**MATERIAL TO PROCESS**

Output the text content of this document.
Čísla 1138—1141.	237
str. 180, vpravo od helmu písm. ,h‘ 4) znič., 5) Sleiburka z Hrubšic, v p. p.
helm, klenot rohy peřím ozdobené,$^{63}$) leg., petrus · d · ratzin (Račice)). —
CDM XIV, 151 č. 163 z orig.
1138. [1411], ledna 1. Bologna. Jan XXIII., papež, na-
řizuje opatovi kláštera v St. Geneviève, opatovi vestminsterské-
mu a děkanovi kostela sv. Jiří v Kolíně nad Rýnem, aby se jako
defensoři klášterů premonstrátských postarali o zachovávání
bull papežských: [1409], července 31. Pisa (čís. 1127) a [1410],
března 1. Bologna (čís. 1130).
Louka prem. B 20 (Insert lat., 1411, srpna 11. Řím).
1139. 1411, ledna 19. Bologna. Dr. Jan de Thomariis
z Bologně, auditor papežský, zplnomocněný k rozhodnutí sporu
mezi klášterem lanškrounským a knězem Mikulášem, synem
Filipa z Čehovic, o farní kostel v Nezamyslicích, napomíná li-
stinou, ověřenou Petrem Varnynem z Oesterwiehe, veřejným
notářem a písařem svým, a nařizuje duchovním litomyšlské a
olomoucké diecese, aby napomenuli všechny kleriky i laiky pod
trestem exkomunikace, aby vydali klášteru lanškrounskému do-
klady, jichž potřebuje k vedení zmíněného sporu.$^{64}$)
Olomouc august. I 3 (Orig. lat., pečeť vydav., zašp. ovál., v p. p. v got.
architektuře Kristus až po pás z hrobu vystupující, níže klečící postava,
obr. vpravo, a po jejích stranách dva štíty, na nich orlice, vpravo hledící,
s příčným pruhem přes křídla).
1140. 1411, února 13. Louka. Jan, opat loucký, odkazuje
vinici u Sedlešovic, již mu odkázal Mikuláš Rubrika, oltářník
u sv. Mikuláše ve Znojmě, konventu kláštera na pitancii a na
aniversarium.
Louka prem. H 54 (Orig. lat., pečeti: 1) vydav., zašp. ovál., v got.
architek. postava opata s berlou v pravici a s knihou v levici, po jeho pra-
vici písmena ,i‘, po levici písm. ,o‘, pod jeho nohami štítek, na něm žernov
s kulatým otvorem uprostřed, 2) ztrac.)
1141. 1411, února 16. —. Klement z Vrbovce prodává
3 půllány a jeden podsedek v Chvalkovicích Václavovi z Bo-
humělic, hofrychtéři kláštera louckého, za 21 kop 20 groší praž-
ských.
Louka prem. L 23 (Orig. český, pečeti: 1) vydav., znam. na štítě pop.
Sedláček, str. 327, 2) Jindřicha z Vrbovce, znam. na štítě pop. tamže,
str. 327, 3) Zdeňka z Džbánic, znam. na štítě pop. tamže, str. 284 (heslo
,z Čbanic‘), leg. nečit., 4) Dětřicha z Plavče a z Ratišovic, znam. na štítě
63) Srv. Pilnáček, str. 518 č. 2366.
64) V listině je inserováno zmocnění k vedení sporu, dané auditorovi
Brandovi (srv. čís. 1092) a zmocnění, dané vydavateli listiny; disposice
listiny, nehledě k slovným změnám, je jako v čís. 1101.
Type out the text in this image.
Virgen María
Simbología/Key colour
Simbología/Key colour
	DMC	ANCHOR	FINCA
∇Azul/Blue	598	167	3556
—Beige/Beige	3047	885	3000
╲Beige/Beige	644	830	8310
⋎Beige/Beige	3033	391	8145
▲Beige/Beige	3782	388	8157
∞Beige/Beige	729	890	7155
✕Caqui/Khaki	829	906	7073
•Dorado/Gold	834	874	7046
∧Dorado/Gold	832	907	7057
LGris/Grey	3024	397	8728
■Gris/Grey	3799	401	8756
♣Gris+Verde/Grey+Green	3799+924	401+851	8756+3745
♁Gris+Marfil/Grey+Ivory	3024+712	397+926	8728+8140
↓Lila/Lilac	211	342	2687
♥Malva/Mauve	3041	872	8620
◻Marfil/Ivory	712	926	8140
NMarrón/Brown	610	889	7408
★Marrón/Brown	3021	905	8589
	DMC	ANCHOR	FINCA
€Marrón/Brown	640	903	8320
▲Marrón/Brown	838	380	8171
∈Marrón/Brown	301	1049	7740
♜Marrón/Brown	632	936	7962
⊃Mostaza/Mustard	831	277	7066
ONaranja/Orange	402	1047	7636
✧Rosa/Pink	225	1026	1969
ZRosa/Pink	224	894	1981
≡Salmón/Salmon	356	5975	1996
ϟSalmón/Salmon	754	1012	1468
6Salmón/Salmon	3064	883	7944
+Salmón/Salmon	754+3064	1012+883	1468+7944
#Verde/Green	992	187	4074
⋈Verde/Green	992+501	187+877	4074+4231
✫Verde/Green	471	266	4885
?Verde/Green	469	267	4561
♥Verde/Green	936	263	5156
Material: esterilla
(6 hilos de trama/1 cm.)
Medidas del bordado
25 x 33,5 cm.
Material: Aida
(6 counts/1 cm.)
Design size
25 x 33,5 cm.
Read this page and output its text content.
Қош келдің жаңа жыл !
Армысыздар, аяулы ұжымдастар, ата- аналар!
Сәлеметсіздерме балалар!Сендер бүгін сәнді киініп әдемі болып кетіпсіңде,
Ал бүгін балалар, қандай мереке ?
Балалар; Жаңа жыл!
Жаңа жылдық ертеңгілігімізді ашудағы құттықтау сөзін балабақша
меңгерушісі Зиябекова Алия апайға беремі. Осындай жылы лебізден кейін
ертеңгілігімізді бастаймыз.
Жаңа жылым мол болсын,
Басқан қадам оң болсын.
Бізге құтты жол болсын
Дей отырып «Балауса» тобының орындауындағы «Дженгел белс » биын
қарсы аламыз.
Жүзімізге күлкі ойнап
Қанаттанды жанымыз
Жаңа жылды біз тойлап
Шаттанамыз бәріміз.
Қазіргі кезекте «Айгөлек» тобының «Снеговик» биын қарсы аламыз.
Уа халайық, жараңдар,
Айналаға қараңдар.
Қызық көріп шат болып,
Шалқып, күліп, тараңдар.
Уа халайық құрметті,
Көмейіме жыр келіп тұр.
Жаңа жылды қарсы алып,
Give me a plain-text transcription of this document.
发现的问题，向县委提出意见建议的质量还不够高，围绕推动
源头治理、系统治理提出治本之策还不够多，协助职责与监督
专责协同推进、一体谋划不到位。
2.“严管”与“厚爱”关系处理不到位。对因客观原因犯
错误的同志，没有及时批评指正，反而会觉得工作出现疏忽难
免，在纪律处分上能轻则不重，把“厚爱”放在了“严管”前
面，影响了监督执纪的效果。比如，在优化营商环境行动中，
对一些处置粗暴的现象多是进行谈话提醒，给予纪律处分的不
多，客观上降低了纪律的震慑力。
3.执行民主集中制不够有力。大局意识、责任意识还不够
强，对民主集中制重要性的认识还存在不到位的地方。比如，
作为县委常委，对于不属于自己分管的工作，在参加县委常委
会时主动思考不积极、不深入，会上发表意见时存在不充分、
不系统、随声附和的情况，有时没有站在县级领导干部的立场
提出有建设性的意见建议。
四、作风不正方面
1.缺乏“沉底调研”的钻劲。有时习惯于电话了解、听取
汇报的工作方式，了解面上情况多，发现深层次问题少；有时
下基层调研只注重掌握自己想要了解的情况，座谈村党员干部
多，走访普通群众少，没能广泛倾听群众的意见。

**AIM OF THE EXERCISE**
Reproduce only the lines from the line containing "Give me a plain-text" to the last line of the material above, both of those lines included.

**EXERCISE RESULT**
Give me a plain-text transcription of this document.
发现的问题，向县委提出意见建议的质量还不够高，围绕推动
源头治理、系统治理提出治本之策还不够多，协助职责与监督
专责协同推进、一体谋划不到位。
2.“严管”与“厚爱”关系处理不到位。对因客观原因犯
错误的同志，没有及时批评指正，反而会觉得工作出现疏忽难
免，在纪律处分上能轻则不重，把“厚爱”放在了“严管”前
面，影响了监督执纪的效果。比如，在优化营商环境行动中，
对一些处置粗暴的现象多是进行谈话提醒，给予纪律处分的不
多，客观上降低了纪律的震慑力。
3.执行民主集中制不够有力。大局意识、责任意识还不够
强，对民主集中制重要性的认识还存在不到位的地方。比如，
作为县委常委，对于不属于自己分管的工作，在参加县委常委
会时主动思考不积极、不深入，会上发表意见时存在不充分、
不系统、随声附和的情况，有时没有站在县级领导干部的立场
提出有建设性的意见建议。
四、作风不正方面
1.缺乏“沉底调研”的钻劲。有时习惯于电话了解、听取
汇报的工作方式，了解面上情况多，发现深层次问题少；有时
下基层调研只注重掌握自己想要了解的情况，座谈村党员干部
多，走访普通群众少，没能广泛倾听群众的意见。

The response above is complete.